### [DESCRIPTION OF THE TASK]
Every line that holds "habitantes" should be shown.
-------------------------
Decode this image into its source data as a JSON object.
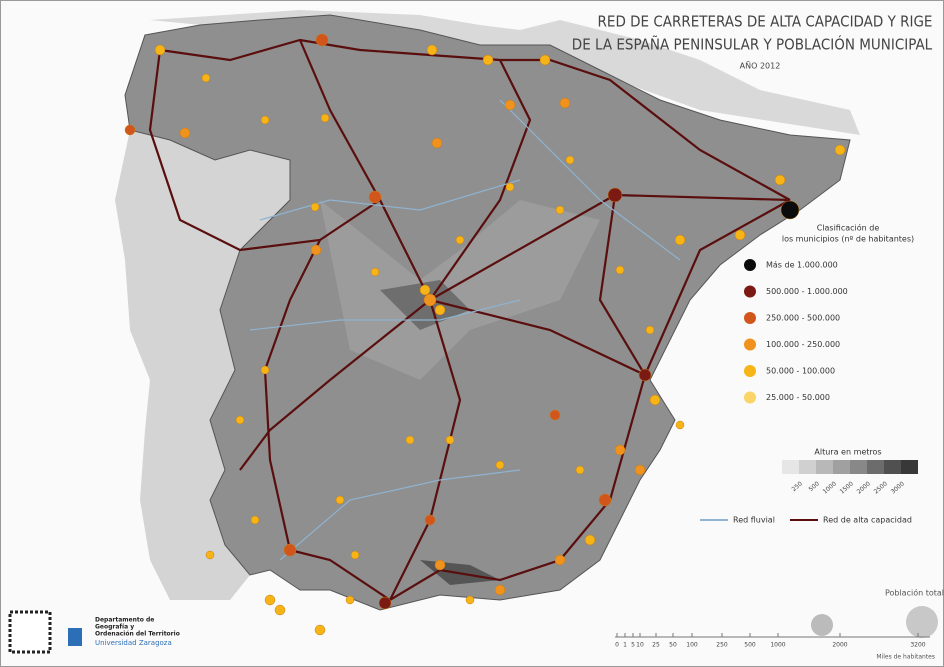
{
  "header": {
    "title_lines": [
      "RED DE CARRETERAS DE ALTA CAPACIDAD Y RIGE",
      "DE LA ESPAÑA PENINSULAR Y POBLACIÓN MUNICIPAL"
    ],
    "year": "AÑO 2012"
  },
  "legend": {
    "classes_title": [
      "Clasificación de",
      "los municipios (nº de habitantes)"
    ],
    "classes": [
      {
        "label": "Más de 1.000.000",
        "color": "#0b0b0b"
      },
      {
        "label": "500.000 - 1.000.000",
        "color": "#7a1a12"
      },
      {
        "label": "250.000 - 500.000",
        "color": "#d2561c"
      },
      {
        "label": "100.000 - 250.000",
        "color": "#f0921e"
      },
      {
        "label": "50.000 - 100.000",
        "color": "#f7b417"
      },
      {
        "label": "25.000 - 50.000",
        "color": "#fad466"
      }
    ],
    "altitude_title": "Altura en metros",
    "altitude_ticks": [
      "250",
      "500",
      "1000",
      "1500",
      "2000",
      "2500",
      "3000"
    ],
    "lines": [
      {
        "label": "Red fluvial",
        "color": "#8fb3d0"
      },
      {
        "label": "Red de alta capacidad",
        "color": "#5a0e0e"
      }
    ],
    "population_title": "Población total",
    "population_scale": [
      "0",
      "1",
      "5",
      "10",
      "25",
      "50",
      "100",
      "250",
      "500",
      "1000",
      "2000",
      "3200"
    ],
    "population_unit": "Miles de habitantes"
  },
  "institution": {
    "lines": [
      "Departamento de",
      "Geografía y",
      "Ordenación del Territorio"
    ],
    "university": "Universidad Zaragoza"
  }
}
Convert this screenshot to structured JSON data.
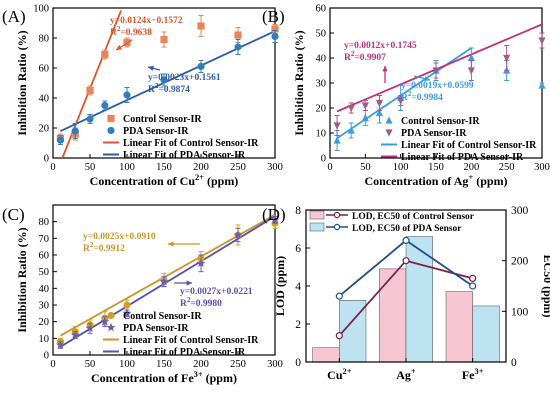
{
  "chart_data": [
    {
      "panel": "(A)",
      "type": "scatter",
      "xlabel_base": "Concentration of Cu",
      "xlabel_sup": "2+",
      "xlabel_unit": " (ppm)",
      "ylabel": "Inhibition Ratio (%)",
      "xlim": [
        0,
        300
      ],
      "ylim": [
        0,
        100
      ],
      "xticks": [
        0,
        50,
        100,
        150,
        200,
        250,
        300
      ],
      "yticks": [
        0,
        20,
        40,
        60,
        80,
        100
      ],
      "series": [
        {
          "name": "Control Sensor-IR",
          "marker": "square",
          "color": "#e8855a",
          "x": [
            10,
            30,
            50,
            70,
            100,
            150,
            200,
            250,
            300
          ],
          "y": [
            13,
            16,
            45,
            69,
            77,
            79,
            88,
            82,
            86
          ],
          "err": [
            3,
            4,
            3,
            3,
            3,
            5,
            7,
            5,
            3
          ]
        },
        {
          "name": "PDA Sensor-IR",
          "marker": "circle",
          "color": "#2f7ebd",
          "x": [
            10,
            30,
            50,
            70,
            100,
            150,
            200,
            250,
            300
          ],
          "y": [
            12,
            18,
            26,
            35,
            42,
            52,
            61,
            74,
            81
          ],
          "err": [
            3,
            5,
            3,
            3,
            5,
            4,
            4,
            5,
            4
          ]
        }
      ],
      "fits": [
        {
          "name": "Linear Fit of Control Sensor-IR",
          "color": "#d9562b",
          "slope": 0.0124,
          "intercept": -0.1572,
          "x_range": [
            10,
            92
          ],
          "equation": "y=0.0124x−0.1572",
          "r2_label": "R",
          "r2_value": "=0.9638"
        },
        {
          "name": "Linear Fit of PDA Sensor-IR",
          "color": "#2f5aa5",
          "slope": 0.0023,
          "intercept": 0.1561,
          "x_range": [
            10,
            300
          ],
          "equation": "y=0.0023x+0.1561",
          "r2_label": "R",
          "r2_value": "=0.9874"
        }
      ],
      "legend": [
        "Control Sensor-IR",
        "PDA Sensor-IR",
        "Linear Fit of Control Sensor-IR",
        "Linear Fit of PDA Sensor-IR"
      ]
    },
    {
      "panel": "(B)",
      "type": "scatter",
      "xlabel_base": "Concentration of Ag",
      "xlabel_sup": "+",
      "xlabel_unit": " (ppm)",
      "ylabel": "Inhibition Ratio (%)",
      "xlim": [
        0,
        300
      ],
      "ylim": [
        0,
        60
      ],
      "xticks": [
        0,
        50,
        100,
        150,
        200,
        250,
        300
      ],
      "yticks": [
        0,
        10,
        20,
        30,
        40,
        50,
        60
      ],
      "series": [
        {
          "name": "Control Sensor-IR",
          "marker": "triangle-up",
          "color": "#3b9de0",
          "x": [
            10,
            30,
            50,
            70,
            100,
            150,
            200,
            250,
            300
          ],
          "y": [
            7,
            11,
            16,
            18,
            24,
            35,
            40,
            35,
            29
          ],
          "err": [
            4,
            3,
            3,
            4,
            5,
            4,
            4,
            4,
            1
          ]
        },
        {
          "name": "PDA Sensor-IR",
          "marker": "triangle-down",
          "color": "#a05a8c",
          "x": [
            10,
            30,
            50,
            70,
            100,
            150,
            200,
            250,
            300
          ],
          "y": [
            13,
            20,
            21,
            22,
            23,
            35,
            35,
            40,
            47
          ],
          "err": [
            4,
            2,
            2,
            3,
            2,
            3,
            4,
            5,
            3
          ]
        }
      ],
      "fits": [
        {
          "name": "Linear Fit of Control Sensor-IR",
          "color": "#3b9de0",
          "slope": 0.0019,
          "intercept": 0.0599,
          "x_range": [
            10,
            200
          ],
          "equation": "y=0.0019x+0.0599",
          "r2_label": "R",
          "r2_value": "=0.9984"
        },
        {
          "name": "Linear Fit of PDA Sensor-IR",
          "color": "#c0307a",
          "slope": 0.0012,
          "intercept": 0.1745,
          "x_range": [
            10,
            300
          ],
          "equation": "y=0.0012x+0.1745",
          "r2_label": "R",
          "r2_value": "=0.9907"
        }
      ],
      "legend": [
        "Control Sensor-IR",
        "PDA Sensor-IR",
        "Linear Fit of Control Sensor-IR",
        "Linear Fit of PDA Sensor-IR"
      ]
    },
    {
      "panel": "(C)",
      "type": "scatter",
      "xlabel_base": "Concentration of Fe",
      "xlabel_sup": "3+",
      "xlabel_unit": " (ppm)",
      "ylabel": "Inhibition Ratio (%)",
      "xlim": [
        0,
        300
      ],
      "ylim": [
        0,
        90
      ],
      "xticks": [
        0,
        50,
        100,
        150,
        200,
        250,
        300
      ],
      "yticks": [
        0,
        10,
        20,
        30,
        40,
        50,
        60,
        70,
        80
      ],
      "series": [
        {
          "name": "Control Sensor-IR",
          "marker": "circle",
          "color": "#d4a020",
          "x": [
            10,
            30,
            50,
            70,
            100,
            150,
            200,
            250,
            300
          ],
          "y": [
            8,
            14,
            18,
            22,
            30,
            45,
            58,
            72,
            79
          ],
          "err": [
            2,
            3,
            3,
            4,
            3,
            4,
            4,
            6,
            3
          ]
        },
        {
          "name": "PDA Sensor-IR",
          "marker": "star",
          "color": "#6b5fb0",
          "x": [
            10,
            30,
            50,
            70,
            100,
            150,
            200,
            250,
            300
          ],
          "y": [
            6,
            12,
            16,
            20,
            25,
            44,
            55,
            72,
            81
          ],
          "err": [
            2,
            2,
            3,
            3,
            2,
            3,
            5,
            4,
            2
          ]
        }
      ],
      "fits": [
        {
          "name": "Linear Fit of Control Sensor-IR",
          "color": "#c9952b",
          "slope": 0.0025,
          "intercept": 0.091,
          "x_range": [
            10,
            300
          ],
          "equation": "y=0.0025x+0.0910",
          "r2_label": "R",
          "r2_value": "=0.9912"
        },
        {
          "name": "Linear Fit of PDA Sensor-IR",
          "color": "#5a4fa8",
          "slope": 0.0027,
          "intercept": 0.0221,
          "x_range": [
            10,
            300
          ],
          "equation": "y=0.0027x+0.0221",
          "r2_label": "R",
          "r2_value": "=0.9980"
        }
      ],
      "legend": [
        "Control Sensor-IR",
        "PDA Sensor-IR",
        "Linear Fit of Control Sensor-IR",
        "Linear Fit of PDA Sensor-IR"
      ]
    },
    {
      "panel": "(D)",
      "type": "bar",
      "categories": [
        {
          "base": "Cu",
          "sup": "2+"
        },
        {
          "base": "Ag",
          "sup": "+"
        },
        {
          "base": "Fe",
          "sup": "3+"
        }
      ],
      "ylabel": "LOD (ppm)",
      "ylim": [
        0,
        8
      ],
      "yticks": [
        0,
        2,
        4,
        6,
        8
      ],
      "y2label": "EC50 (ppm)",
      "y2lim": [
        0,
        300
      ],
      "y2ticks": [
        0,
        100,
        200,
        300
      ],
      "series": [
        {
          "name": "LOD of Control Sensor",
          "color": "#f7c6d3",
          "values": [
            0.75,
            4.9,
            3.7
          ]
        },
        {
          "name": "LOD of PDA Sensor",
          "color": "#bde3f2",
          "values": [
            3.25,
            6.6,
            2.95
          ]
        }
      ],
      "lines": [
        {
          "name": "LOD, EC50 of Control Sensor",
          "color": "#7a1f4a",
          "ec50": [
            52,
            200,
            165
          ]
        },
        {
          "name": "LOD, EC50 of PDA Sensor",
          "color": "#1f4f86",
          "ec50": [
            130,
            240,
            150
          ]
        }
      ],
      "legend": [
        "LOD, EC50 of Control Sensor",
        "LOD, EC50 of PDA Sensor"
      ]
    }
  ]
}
-------------------------
### [EXERCISE RESULT]
      "los municipios (nº de habitantes)"
    "population_unit": "Miles de habitantes"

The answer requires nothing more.